WHAT YOU ARE ASKED TO DO: Copy every line that holds "충성심과".

** start of DATASET **

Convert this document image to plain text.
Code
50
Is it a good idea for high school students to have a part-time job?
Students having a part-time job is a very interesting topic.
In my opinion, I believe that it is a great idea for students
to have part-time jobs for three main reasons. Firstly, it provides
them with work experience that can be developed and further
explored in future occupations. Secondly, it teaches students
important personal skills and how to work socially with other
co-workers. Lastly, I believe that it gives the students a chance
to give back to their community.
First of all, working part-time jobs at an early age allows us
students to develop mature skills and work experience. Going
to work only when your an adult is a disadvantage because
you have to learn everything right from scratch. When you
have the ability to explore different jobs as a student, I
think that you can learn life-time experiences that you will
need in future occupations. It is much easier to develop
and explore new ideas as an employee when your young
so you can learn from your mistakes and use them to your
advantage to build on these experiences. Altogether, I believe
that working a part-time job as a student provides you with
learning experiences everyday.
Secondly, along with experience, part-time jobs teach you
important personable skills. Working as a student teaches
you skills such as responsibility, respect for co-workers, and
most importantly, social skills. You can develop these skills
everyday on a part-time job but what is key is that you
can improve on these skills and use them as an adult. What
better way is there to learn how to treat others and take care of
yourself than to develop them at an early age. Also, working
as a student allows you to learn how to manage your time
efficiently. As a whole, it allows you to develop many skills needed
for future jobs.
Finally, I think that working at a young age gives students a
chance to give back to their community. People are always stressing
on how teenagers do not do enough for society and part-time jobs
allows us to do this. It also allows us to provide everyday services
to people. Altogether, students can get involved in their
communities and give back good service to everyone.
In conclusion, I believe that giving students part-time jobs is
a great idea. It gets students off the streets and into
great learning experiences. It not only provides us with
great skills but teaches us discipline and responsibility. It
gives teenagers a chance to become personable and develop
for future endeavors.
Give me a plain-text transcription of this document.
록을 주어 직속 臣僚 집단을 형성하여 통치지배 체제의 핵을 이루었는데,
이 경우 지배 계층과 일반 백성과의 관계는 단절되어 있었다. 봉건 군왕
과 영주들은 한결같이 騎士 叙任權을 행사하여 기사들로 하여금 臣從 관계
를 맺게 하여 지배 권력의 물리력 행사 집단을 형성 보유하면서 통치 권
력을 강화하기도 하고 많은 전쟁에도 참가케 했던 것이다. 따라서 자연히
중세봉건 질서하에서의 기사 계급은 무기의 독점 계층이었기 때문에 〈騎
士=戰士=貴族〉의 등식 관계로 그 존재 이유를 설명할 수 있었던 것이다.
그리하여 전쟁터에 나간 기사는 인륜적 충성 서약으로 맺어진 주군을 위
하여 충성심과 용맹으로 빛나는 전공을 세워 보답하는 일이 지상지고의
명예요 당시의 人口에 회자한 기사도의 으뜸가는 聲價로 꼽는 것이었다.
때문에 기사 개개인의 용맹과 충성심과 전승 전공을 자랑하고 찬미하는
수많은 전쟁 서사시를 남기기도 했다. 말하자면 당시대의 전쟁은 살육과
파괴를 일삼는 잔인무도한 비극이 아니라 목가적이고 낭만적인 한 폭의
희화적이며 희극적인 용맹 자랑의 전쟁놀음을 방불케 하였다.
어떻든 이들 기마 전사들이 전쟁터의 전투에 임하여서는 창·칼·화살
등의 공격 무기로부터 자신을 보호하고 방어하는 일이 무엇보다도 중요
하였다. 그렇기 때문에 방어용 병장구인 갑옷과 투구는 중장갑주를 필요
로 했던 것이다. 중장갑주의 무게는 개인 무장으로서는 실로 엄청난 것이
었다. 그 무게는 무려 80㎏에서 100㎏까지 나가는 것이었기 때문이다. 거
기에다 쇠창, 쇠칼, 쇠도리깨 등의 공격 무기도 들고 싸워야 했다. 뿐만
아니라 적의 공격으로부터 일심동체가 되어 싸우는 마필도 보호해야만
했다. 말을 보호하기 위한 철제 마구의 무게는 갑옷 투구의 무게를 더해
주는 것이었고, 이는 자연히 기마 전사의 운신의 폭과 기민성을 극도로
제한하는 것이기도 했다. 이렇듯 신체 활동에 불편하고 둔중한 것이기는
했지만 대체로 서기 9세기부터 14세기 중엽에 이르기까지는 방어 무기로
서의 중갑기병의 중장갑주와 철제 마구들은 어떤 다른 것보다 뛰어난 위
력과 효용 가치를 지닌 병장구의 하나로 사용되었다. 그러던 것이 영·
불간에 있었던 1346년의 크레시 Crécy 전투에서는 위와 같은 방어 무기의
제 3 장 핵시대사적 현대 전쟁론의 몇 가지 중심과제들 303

** end of DATASET **

EXERCISE OUTPUT:
하여 충성심과 용맹으로 빛나는 전공을 세워 보답하는 일이 지상지고의
때문에 기사 개개인의 용맹과 충성심과 전승 전공을 자랑하고 찬미하는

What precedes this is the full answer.